>> begin

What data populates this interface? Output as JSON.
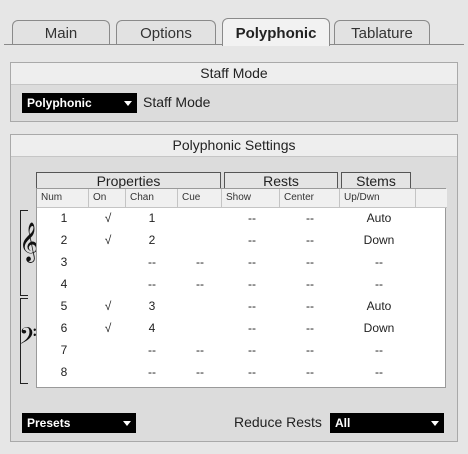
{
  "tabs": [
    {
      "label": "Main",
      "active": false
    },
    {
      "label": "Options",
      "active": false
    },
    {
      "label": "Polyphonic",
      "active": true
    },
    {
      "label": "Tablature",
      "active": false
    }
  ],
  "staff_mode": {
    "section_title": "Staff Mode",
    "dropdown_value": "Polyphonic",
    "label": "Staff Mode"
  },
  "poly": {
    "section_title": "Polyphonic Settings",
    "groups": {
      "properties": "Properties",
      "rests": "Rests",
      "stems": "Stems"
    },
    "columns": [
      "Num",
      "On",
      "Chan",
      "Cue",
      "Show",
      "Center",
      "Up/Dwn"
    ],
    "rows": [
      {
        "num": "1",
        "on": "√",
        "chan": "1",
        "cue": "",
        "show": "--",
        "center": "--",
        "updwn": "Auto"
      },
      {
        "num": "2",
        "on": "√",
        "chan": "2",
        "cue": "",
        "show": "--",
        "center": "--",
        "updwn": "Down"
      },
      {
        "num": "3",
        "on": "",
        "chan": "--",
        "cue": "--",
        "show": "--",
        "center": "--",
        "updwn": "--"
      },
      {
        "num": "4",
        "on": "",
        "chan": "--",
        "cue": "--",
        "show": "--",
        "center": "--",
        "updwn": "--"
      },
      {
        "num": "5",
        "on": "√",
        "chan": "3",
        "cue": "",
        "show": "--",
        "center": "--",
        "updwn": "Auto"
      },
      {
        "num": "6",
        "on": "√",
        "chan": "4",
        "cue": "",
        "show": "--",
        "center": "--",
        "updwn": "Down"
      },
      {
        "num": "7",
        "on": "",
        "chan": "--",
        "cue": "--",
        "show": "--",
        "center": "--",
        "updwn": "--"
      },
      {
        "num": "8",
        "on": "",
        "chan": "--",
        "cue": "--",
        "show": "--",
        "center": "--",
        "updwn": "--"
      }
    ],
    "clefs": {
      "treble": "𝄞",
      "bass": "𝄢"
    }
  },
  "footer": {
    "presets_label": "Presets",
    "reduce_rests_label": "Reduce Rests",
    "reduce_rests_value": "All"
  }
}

>> end

■ What is asked ■
Which lines contain the word "Polyphonic"? Copy each of them.

■ Task answer ■
      "label": "Polyphonic",
    "dropdown_value": "Polyphonic",
    "section_title": "Polyphonic Settings",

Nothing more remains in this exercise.